## PROBLEM TO SOLVE
Note each line where "ngày" appears, and copy it.

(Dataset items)
__________
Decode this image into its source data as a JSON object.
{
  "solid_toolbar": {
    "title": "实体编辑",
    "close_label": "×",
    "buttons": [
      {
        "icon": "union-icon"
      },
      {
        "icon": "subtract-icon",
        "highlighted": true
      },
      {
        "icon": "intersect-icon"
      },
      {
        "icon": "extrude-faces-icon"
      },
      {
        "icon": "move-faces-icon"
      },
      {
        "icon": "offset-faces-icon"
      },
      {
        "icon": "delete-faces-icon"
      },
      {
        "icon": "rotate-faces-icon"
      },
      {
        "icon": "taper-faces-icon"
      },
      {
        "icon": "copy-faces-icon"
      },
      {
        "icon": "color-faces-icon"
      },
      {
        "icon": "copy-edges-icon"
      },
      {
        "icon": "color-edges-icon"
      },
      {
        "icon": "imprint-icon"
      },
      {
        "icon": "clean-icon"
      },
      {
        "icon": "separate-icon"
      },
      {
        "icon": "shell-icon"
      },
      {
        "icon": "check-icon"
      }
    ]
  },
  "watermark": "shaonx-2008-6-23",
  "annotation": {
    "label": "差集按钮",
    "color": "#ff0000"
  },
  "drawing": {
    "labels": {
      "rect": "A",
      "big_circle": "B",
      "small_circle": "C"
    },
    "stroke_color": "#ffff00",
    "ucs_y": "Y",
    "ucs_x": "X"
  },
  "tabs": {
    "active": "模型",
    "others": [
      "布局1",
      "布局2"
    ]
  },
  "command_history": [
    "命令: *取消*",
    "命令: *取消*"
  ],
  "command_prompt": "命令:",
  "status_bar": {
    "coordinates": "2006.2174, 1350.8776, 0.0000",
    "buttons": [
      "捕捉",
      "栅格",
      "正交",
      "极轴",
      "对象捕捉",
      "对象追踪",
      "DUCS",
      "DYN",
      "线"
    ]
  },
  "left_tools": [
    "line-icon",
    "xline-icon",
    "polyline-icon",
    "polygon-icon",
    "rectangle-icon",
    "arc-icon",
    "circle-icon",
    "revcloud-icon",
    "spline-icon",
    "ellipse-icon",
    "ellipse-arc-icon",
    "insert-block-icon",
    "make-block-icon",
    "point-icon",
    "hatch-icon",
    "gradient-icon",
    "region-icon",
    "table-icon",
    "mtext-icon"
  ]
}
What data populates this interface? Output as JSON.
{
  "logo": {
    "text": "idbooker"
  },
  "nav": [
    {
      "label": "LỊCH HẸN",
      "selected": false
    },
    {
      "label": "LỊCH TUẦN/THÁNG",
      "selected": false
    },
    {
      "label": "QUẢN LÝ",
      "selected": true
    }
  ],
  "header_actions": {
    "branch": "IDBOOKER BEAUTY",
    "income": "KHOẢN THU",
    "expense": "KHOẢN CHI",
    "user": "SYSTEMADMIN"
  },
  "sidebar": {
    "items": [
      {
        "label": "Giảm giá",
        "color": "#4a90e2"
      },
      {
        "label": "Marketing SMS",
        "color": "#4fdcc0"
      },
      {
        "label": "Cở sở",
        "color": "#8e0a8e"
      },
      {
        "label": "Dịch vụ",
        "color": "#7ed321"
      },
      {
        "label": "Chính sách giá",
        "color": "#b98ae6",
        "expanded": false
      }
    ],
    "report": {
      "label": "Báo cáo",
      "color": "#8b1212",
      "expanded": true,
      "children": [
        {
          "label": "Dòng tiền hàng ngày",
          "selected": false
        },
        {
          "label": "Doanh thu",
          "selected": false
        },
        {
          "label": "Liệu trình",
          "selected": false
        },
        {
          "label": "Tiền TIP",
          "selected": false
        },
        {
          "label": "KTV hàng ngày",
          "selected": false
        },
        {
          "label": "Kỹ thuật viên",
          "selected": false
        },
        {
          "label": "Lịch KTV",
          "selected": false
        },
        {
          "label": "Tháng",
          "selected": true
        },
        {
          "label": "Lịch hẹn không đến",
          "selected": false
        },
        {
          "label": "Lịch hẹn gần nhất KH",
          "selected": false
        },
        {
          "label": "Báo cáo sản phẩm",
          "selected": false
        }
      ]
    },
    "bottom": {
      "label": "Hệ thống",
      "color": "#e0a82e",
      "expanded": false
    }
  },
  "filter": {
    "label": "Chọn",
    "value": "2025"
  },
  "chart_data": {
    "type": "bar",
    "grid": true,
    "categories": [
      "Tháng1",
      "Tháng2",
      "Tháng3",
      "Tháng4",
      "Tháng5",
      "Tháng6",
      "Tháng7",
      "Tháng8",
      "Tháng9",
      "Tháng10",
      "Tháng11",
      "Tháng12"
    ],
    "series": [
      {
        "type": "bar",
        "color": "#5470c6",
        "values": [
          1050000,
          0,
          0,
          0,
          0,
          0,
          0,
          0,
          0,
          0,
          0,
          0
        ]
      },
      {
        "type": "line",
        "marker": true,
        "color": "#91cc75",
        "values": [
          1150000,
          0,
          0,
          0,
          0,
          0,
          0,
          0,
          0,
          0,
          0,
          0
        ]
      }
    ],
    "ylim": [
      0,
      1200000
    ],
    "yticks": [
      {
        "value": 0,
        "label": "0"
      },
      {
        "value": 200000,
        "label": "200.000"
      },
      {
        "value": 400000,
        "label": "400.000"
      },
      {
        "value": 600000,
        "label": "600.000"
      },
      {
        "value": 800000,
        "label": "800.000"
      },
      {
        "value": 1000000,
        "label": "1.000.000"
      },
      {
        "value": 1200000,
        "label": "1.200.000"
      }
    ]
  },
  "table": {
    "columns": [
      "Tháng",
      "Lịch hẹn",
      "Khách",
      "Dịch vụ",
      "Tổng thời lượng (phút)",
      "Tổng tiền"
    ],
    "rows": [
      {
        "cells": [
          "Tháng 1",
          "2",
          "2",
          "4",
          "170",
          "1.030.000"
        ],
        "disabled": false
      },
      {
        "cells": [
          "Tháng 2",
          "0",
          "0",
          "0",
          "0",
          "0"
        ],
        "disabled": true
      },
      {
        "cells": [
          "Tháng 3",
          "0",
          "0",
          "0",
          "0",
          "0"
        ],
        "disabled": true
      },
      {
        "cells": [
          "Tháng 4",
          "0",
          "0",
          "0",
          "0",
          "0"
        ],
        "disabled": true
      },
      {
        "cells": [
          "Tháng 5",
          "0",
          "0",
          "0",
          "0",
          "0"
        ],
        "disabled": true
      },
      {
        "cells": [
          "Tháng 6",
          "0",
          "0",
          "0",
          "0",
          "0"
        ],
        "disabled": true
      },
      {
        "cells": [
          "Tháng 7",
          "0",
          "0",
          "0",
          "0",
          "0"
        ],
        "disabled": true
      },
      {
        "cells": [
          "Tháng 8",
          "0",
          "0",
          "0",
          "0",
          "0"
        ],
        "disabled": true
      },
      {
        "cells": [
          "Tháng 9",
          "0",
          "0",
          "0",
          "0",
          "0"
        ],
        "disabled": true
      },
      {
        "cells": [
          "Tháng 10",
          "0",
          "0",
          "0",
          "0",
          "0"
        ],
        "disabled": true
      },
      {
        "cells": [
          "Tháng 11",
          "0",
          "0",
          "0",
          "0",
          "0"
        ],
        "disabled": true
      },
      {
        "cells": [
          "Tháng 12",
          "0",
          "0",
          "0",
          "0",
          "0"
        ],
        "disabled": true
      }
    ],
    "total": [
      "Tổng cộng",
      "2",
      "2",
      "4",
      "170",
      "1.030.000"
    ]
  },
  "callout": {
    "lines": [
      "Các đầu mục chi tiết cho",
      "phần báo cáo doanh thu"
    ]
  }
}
__________
## EXERCISE RESPONSE
          "label": "Dòng tiền hàng ngày",
          "label": "KTV hàng ngày",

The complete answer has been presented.